Problem to work on: Below is a block of records. Copy every line in it that contains the word "name".

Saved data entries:
— start —

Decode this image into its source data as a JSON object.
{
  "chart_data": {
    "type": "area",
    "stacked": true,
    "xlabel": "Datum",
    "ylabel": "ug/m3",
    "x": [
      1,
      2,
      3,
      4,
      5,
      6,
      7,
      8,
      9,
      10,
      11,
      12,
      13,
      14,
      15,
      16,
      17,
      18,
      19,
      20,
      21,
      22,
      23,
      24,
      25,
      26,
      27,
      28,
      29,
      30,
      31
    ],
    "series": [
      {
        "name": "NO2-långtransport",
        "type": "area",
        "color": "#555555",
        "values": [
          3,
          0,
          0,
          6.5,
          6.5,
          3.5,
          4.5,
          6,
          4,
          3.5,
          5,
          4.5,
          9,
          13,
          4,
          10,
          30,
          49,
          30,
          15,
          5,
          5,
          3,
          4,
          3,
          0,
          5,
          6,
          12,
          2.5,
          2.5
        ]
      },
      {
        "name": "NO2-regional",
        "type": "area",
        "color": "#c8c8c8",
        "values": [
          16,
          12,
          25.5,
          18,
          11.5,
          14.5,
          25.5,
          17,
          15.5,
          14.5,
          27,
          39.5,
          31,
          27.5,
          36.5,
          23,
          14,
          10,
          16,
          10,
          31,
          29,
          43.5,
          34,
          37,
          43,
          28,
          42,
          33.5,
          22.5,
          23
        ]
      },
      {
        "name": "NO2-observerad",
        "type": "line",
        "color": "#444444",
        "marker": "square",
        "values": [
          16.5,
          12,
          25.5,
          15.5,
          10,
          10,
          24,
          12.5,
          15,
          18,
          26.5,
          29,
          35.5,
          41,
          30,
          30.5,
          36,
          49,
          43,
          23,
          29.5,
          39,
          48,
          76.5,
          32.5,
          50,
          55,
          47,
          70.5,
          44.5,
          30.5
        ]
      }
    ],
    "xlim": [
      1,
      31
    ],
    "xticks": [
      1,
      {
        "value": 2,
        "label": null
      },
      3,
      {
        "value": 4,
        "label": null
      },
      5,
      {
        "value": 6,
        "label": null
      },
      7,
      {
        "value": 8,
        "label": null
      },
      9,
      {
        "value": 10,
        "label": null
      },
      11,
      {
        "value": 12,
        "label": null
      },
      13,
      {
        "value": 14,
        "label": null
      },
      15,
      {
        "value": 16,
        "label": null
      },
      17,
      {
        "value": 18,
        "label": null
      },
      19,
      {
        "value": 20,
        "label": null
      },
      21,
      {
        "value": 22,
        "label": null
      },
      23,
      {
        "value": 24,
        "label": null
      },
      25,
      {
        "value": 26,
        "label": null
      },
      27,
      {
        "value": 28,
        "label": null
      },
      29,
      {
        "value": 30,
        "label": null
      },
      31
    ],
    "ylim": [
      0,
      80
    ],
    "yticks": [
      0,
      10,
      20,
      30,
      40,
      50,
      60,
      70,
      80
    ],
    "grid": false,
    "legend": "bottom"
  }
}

— end —

Full output:
        "name": "NO2-långtransport",
        "name": "NO2-regional",
        "name": "NO2-observerad",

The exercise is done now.